◆ TASK PROMPT
Copy these lines from the records character for character, starting at the line containing "toolbar-icon[interactable]: ◠ <box>273" and ending after the line containing "osnap-quad[interactable]: ✓ Quad".

'''

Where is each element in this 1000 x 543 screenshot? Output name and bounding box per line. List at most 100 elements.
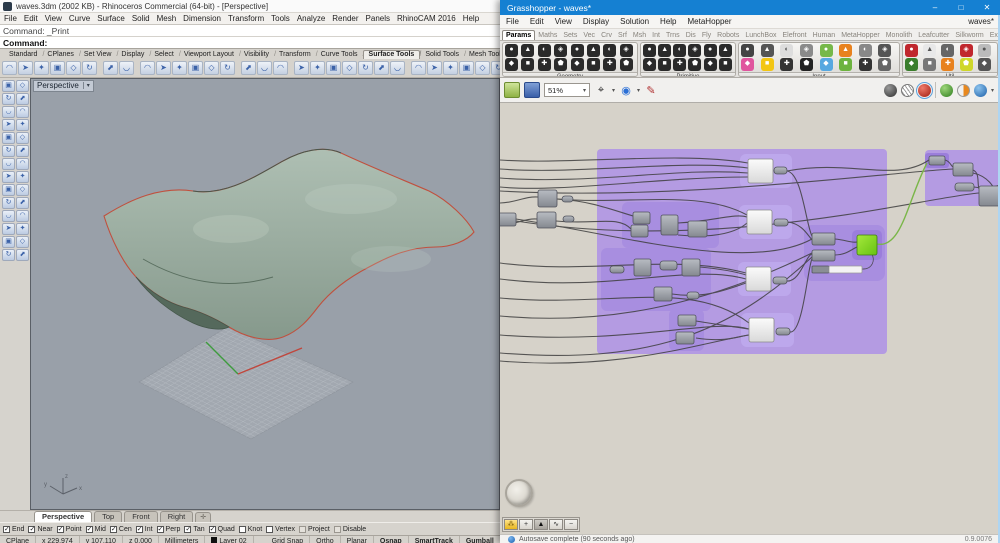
toolbar-icon[interactable]: ◠ <box>273 61 288 75</box>
tab-msh[interactable]: Msh <box>630 31 649 40</box>
osnap-knot[interactable]: ✓Knot <box>238 525 262 533</box>
save-file-icon[interactable] <box>524 82 540 98</box>
status-ortho[interactable]: Ortho <box>310 536 341 543</box>
node[interactable] <box>687 220 708 238</box>
toolbar-icon[interactable]: ◇ <box>342 61 357 75</box>
tab-fly[interactable]: Fly <box>699 31 714 40</box>
palette-tool-icon[interactable]: ⬈ <box>16 93 29 105</box>
node[interactable] <box>653 286 673 302</box>
tab-dis[interactable]: Dis <box>683 31 699 40</box>
document-preview-settings-icon[interactable] <box>973 83 987 97</box>
toolbar-icon[interactable]: ⬈ <box>374 61 389 75</box>
paint-mode-icon[interactable]: ⁂ <box>504 519 518 530</box>
node[interactable] <box>811 249 836 262</box>
toolbar-tab-solid-tools[interactable]: Solid Tools <box>420 51 465 59</box>
menu-edit[interactable]: Edit <box>24 14 38 23</box>
osnap-int[interactable]: ✓ Int <box>135 525 153 533</box>
status-units[interactable]: Millimeters <box>159 536 206 543</box>
palette-tool-icon[interactable]: ✦ <box>16 171 29 183</box>
primitive-group-label[interactable]: Primitive▪ <box>641 72 735 76</box>
preview-wireframe-icon[interactable] <box>900 83 914 97</box>
component-icon[interactable]: ✚ <box>673 58 687 71</box>
component-icon[interactable]: ■ <box>923 58 937 71</box>
component-icon[interactable]: ◐ <box>941 44 955 57</box>
component-icon[interactable]: ⬟ <box>554 58 568 71</box>
wave-surface[interactable] <box>103 148 475 340</box>
tab-monolith[interactable]: Monolith <box>883 31 915 40</box>
palette-tool-icon[interactable]: ➤ <box>2 171 15 183</box>
palette-tool-icon[interactable]: ➤ <box>2 223 15 235</box>
tab-elefront[interactable]: Elefront <box>779 31 809 40</box>
toolbar-tab-transform[interactable]: Transform <box>274 51 317 59</box>
toolbar-icon[interactable]: ▣ <box>188 61 203 75</box>
component-icon[interactable]: ✚ <box>858 58 872 71</box>
osnap-quad[interactable]: ✓ Quad <box>208 525 235 533</box>
node[interactable] <box>633 258 652 277</box>
component-icon[interactable]: ■ <box>658 58 672 71</box>
menu-help[interactable]: Help <box>463 14 479 23</box>
menu-file[interactable]: File <box>4 14 17 23</box>
component-icon[interactable]: ◈ <box>554 44 568 57</box>
component-icon[interactable]: ⬟ <box>799 58 813 71</box>
zoom-extents-icon[interactable]: ⌖ <box>594 84 608 97</box>
component-icon[interactable]: ◆ <box>570 58 584 71</box>
component-icon[interactable]: ● <box>977 44 991 57</box>
preview-caret-icon[interactable]: ▾ <box>637 87 640 94</box>
viewport-tab-top[interactable]: Top <box>94 511 123 522</box>
node[interactable] <box>978 185 1000 207</box>
component-icon[interactable]: ▲ <box>718 44 732 57</box>
palette-tool-icon[interactable]: ◠ <box>16 210 29 222</box>
component-icon[interactable]: ◈ <box>619 44 633 57</box>
menu-curve[interactable]: Curve <box>69 14 90 23</box>
toolbar-icon[interactable]: ▣ <box>459 61 474 75</box>
osnap-mid[interactable]: ✓ Mid <box>85 525 106 533</box>
node[interactable] <box>677 314 697 327</box>
viewport-tab-right[interactable]: Right <box>159 511 194 522</box>
toolbar-icon[interactable]: ⬈ <box>103 61 118 75</box>
menu-solid[interactable]: Solid <box>132 14 150 23</box>
tab-params[interactable]: Params <box>502 30 536 40</box>
param-capsule[interactable] <box>773 218 789 227</box>
palette-tool-icon[interactable]: ◡ <box>2 158 15 170</box>
zoom-extents-caret-icon[interactable]: ▾ <box>612 87 615 94</box>
toolbar-tab-viewport-layout[interactable]: Viewport Layout <box>179 51 241 59</box>
component-icon[interactable]: ▲ <box>760 44 774 57</box>
component-icon[interactable]: ■ <box>839 58 853 71</box>
wire-style-icon[interactable]: ∿ <box>549 519 563 530</box>
toolbar-icon[interactable]: ◡ <box>257 61 272 75</box>
palette-tool-icon[interactable]: ◇ <box>16 184 29 196</box>
param-capsule[interactable] <box>954 182 975 192</box>
component-icon[interactable]: ◆ <box>977 58 991 71</box>
panel-node[interactable] <box>748 317 775 343</box>
node[interactable] <box>952 162 974 177</box>
palette-tool-icon[interactable]: ⬈ <box>16 249 29 261</box>
new-viewport-tab-button[interactable]: ✛ <box>195 512 212 522</box>
component-icon[interactable]: ▲ <box>521 44 535 57</box>
component-icon[interactable]: ◈ <box>878 44 892 57</box>
menu-transform[interactable]: Transform <box>228 14 264 23</box>
palette-tool-icon[interactable]: ▣ <box>2 236 15 248</box>
subgroup-2[interactable] <box>601 248 711 311</box>
component-icon[interactable]: ◈ <box>688 44 702 57</box>
param-capsule[interactable] <box>561 195 574 203</box>
tab-int[interactable]: Int <box>649 31 663 40</box>
toolbar-icon[interactable]: ◡ <box>119 61 134 75</box>
toolbar-icon[interactable]: ◡ <box>390 61 405 75</box>
toolbar-tab-set-view[interactable]: Set View <box>79 51 118 59</box>
node[interactable] <box>500 212 517 227</box>
toolbar-icon[interactable]: ↻ <box>220 61 235 75</box>
status-cplane[interactable]: CPlane <box>0 536 36 543</box>
menu-surface[interactable]: Surface <box>97 14 125 23</box>
component-icon[interactable]: ✚ <box>537 58 551 71</box>
tab-maths[interactable]: Maths <box>535 31 560 40</box>
osnap-project[interactable]: ✓Project <box>299 525 330 533</box>
slider-track[interactable] <box>828 265 863 274</box>
input-group-label[interactable]: Input▪ <box>739 72 899 76</box>
palette-tool-icon[interactable]: ◇ <box>16 80 29 92</box>
osnap-tan[interactable]: ✓ Tan <box>184 525 205 533</box>
menu-tools[interactable]: Tools <box>271 14 290 23</box>
osnap-cen[interactable]: ✓ Cen <box>109 525 132 533</box>
viewport-tab-perspective[interactable]: Perspective <box>34 511 93 522</box>
node[interactable] <box>632 211 651 225</box>
toolbar-icon[interactable]: ✦ <box>443 61 458 75</box>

'''

◆ EXPECTED ANSWER
toolbar-icon[interactable]: ◠ <box>273 61 288 75</box>
tab-msh[interactable]: Msh <box>630 31 649 40</box>
osnap-knot[interactable]: ✓Knot <box>238 525 262 533</box>
save-file-icon[interactable] <box>524 82 540 98</box>
status-ortho[interactable]: Ortho <box>310 536 341 543</box>
node[interactable] <box>687 220 708 238</box>
toolbar-icon[interactable]: ◇ <box>342 61 357 75</box>
tab-fly[interactable]: Fly <box>699 31 714 40</box>
palette-tool-icon[interactable]: ⬈ <box>16 93 29 105</box>
node[interactable] <box>653 286 673 302</box>
tab-dis[interactable]: Dis <box>683 31 699 40</box>
document-preview-settings-icon[interactable] <box>973 83 987 97</box>
toolbar-icon[interactable]: ⬈ <box>374 61 389 75</box>
paint-mode-icon[interactable]: ⁂ <box>504 519 518 530</box>
node[interactable] <box>811 249 836 262</box>
toolbar-tab-solid-tools[interactable]: Solid Tools <box>420 51 465 59</box>
menu-edit[interactable]: Edit <box>24 14 38 23</box>
osnap-int[interactable]: ✓ Int <box>135 525 153 533</box>
status-units[interactable]: Millimeters <box>159 536 206 543</box>
palette-tool-icon[interactable]: ✦ <box>16 171 29 183</box>
primitive-group-label[interactable]: Primitive▪ <box>641 72 735 76</box>
preview-wireframe-icon[interactable] <box>900 83 914 97</box>
component-icon[interactable]: ✚ <box>673 58 687 71</box>
component-icon[interactable]: ■ <box>923 58 937 71</box>
component-icon[interactable]: ◐ <box>941 44 955 57</box>
component-icon[interactable]: ⬟ <box>554 58 568 71</box>
wave-surface[interactable] <box>103 148 475 340</box>
tab-monolith[interactable]: Monolith <box>883 31 915 40</box>
palette-tool-icon[interactable]: ➤ <box>2 171 15 183</box>
palette-tool-icon[interactable]: ➤ <box>2 223 15 235</box>
tab-elefront[interactable]: Elefront <box>779 31 809 40</box>
toolbar-tab-transform[interactable]: Transform <box>274 51 317 59</box>
toolbar-icon[interactable]: ▣ <box>188 61 203 75</box>
component-icon[interactable]: ✚ <box>858 58 872 71</box>
osnap-quad[interactable]: ✓ Quad <box>208 525 235 533</box>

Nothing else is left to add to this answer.